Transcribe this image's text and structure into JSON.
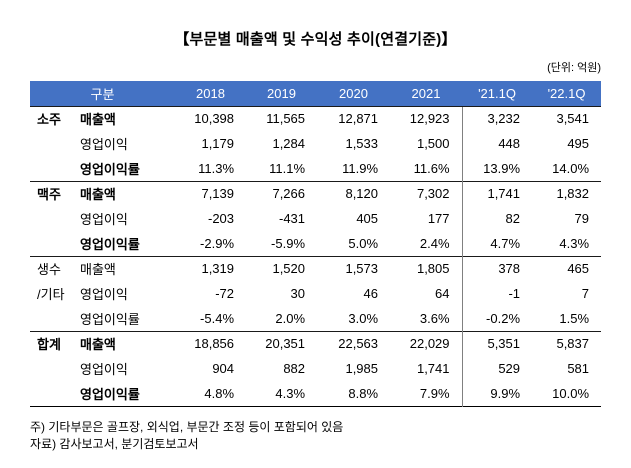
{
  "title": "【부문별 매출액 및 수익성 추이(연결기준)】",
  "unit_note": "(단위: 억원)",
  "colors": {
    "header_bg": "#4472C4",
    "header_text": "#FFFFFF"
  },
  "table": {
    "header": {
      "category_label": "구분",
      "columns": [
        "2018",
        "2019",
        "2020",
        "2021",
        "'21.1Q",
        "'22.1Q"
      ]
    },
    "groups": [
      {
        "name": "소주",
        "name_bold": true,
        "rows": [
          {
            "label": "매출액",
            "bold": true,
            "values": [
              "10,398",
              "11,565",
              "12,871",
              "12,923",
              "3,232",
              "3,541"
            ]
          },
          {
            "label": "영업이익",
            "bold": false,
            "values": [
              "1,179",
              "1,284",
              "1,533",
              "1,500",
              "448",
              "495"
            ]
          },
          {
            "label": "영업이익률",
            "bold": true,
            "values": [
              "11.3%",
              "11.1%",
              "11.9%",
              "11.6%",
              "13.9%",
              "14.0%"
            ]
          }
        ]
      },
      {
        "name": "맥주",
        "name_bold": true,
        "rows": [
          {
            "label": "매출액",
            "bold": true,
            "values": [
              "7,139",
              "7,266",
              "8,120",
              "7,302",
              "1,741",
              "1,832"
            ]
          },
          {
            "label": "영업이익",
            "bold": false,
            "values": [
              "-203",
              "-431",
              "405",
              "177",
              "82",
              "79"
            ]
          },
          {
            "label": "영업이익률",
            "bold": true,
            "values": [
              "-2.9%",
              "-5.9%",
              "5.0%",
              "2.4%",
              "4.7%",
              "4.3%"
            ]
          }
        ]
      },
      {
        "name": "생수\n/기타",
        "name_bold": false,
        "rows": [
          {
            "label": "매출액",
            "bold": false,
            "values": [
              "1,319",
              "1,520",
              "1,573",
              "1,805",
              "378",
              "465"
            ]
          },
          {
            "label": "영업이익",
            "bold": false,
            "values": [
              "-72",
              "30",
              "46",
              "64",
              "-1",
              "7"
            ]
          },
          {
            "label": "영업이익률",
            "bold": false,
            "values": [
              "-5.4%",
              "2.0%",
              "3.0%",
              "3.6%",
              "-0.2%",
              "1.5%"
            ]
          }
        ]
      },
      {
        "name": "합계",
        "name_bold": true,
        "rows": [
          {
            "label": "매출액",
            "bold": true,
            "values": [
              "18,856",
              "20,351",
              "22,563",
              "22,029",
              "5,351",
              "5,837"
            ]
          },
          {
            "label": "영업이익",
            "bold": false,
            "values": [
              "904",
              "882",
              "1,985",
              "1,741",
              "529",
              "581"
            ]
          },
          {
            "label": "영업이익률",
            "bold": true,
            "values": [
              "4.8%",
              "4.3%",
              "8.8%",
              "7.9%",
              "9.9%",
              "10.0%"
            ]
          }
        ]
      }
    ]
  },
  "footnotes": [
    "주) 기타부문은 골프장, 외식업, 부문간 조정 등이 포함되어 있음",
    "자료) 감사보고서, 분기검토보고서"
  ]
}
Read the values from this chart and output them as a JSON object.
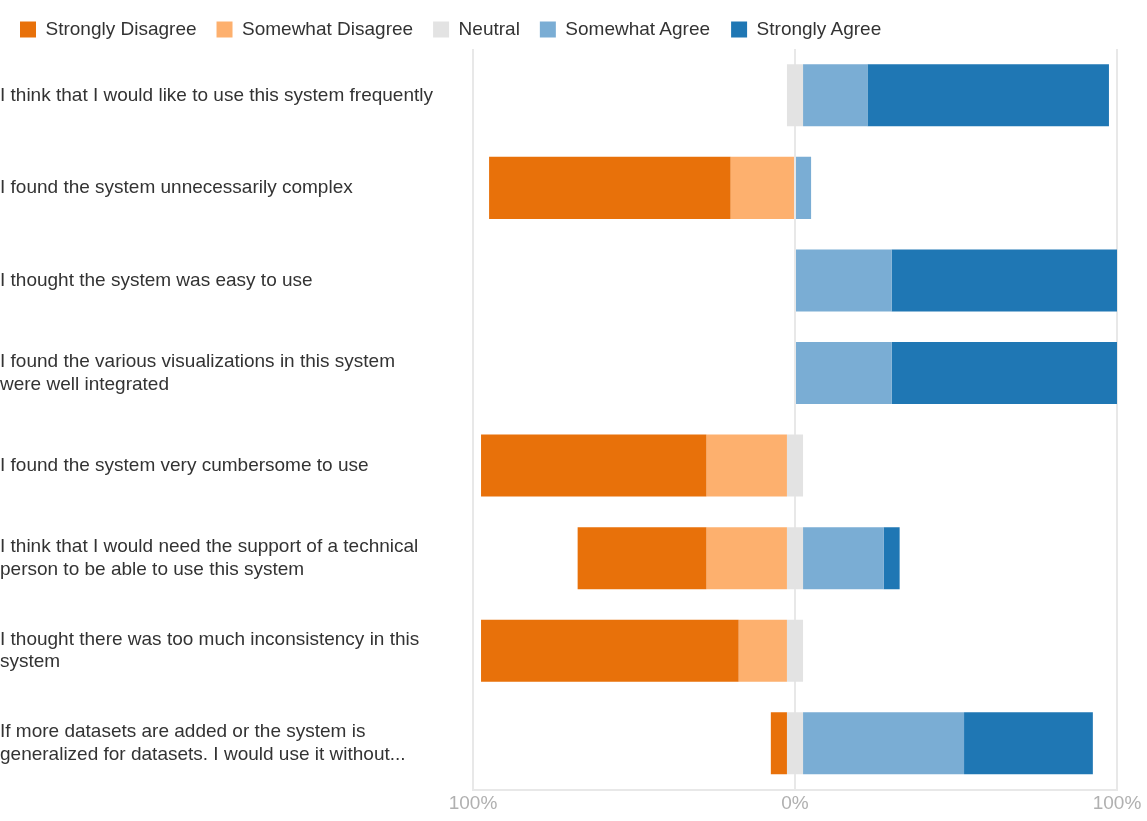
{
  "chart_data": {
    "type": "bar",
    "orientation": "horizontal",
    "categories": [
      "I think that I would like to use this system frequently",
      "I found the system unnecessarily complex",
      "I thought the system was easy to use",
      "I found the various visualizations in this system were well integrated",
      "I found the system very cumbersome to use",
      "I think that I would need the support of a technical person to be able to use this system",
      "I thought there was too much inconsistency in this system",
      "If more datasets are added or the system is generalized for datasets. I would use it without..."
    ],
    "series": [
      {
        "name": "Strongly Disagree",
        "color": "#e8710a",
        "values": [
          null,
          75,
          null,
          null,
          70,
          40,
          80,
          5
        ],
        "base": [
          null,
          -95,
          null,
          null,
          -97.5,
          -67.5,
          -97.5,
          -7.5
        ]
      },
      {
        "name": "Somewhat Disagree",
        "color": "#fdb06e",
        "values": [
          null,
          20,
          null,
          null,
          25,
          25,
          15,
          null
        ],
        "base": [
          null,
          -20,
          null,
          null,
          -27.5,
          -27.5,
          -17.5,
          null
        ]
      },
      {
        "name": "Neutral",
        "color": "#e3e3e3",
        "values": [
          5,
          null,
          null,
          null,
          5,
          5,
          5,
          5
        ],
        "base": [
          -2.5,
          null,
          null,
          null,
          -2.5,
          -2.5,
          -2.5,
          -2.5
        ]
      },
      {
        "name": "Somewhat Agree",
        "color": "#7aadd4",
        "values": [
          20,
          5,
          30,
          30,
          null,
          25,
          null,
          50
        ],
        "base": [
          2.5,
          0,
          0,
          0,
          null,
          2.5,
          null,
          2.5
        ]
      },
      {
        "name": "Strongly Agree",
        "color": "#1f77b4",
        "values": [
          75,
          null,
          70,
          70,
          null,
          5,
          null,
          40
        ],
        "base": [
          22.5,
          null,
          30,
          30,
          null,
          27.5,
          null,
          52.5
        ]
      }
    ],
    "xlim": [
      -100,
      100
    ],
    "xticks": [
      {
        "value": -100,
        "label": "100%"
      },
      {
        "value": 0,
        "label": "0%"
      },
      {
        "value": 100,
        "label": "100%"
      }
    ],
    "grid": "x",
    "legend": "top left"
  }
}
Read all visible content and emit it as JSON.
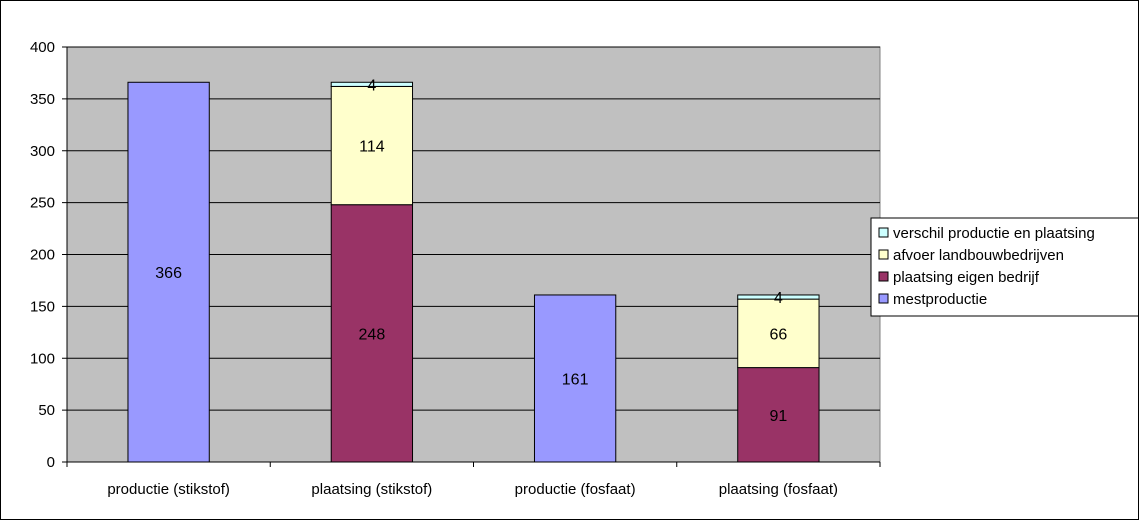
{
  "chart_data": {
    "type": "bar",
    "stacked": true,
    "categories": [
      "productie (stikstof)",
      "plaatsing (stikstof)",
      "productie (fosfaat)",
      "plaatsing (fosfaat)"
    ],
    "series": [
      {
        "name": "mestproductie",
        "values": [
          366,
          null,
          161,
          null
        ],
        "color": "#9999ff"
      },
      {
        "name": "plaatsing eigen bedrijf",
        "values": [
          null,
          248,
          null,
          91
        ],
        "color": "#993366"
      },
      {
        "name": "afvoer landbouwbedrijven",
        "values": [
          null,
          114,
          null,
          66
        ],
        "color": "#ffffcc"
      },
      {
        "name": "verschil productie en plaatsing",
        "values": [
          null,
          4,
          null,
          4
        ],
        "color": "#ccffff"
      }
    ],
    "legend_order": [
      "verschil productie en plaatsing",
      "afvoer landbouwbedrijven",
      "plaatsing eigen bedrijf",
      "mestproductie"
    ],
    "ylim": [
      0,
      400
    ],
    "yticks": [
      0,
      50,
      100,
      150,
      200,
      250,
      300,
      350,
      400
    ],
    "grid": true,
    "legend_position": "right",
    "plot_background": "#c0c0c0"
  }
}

## To be done
Every record must be copied exactly, with images dropped from the result.

## Written response
Transcribe this image's text and structure into JSON.
{
  "title": "【부문별 매출액 및 수익성 추이(연결기준)】",
  "unit_note": "(단위: 억원)",
  "colors": {
    "header_bg": "#4472C4",
    "header_text": "#FFFFFF"
  },
  "table": {
    "header": {
      "category_label": "구분",
      "columns": [
        "2018",
        "2019",
        "2020",
        "2021",
        "'21.1Q",
        "'22.1Q"
      ]
    },
    "groups": [
      {
        "name": "소주",
        "name_bold": true,
        "rows": [
          {
            "label": "매출액",
            "bold": true,
            "values": [
              "10,398",
              "11,565",
              "12,871",
              "12,923",
              "3,232",
              "3,541"
            ]
          },
          {
            "label": "영업이익",
            "bold": false,
            "values": [
              "1,179",
              "1,284",
              "1,533",
              "1,500",
              "448",
              "495"
            ]
          },
          {
            "label": "영업이익률",
            "bold": true,
            "values": [
              "11.3%",
              "11.1%",
              "11.9%",
              "11.6%",
              "13.9%",
              "14.0%"
            ]
          }
        ]
      },
      {
        "name": "맥주",
        "name_bold": true,
        "rows": [
          {
            "label": "매출액",
            "bold": true,
            "values": [
              "7,139",
              "7,266",
              "8,120",
              "7,302",
              "1,741",
              "1,832"
            ]
          },
          {
            "label": "영업이익",
            "bold": false,
            "values": [
              "-203",
              "-431",
              "405",
              "177",
              "82",
              "79"
            ]
          },
          {
            "label": "영업이익률",
            "bold": true,
            "values": [
              "-2.9%",
              "-5.9%",
              "5.0%",
              "2.4%",
              "4.7%",
              "4.3%"
            ]
          }
        ]
      },
      {
        "name": "생수\n/기타",
        "name_bold": false,
        "rows": [
          {
            "label": "매출액",
            "bold": false,
            "values": [
              "1,319",
              "1,520",
              "1,573",
              "1,805",
              "378",
              "465"
            ]
          },
          {
            "label": "영업이익",
            "bold": false,
            "values": [
              "-72",
              "30",
              "46",
              "64",
              "-1",
              "7"
            ]
          },
          {
            "label": "영업이익률",
            "bold": false,
            "values": [
              "-5.4%",
              "2.0%",
              "3.0%",
              "3.6%",
              "-0.2%",
              "1.5%"
            ]
          }
        ]
      },
      {
        "name": "합계",
        "name_bold": true,
        "rows": [
          {
            "label": "매출액",
            "bold": true,
            "values": [
              "18,856",
              "20,351",
              "22,563",
              "22,029",
              "5,351",
              "5,837"
            ]
          },
          {
            "label": "영업이익",
            "bold": false,
            "values": [
              "904",
              "882",
              "1,985",
              "1,741",
              "529",
              "581"
            ]
          },
          {
            "label": "영업이익률",
            "bold": true,
            "values": [
              "4.8%",
              "4.3%",
              "8.8%",
              "7.9%",
              "9.9%",
              "10.0%"
            ]
          }
        ]
      }
    ]
  },
  "footnotes": [
    "주) 기타부문은 골프장, 외식업, 부문간 조정 등이 포함되어 있음",
    "자료) 감사보고서, 분기검토보고서"
  ]
}
Read the values from this chart and output them as a JSON object.
{
  "chart_data": {
    "type": "bar",
    "orientation": "horizontal",
    "categories": [
      "I think that I would like to use this system frequently",
      "I found the system unnecessarily complex",
      "I thought the system was easy to use",
      "I found the various visualizations in this system were well integrated",
      "I found the system very cumbersome to use",
      "I think that I would need the support of a technical person to be able to use this system",
      "I thought there was too much inconsistency in this system",
      "If more datasets are added or the system is generalized for datasets. I would use it without..."
    ],
    "series": [
      {
        "name": "Strongly Disagree",
        "color": "#e8710a",
        "values": [
          null,
          75,
          null,
          null,
          70,
          40,
          80,
          5
        ],
        "base": [
          null,
          -95,
          null,
          null,
          -97.5,
          -67.5,
          -97.5,
          -7.5
        ]
      },
      {
        "name": "Somewhat Disagree",
        "color": "#fdb06e",
        "values": [
          null,
          20,
          null,
          null,
          25,
          25,
          15,
          null
        ],
        "base": [
          null,
          -20,
          null,
          null,
          -27.5,
          -27.5,
          -17.5,
          null
        ]
      },
      {
        "name": "Neutral",
        "color": "#e3e3e3",
        "values": [
          5,
          null,
          null,
          null,
          5,
          5,
          5,
          5
        ],
        "base": [
          -2.5,
          null,
          null,
          null,
          -2.5,
          -2.5,
          -2.5,
          -2.5
        ]
      },
      {
        "name": "Somewhat Agree",
        "color": "#7aadd4",
        "values": [
          20,
          5,
          30,
          30,
          null,
          25,
          null,
          50
        ],
        "base": [
          2.5,
          0,
          0,
          0,
          null,
          2.5,
          null,
          2.5
        ]
      },
      {
        "name": "Strongly Agree",
        "color": "#1f77b4",
        "values": [
          75,
          null,
          70,
          70,
          null,
          5,
          null,
          40
        ],
        "base": [
          22.5,
          null,
          30,
          30,
          null,
          27.5,
          null,
          52.5
        ]
      }
    ],
    "xlim": [
      -100,
      100
    ],
    "xticks": [
      {
        "value": -100,
        "label": "100%"
      },
      {
        "value": 0,
        "label": "0%"
      },
      {
        "value": 100,
        "label": "100%"
      }
    ],
    "grid": "x",
    "legend": "top left"
  }
}
Read all visible content and emit it as JSON.
{
  "chart_data": {
    "type": "bar",
    "stacked": true,
    "categories": [
      "productie (stikstof)",
      "plaatsing (stikstof)",
      "productie (fosfaat)",
      "plaatsing (fosfaat)"
    ],
    "series": [
      {
        "name": "mestproductie",
        "values": [
          366,
          null,
          161,
          null
        ],
        "color": "#9999ff"
      },
      {
        "name": "plaatsing eigen bedrijf",
        "values": [
          null,
          248,
          null,
          91
        ],
        "color": "#993366"
      },
      {
        "name": "afvoer landbouwbedrijven",
        "values": [
          null,
          114,
          null,
          66
        ],
        "color": "#ffffcc"
      },
      {
        "name": "verschil productie en plaatsing",
        "values": [
          null,
          4,
          null,
          4
        ],
        "color": "#ccffff"
      }
    ],
    "legend_order": [
      "verschil productie en plaatsing",
      "afvoer landbouwbedrijven",
      "plaatsing eigen bedrijf",
      "mestproductie"
    ],
    "ylim": [
      0,
      400
    ],
    "yticks": [
      0,
      50,
      100,
      150,
      200,
      250,
      300,
      350,
      400
    ],
    "grid": true,
    "legend_position": "right",
    "plot_background": "#c0c0c0"
  }
}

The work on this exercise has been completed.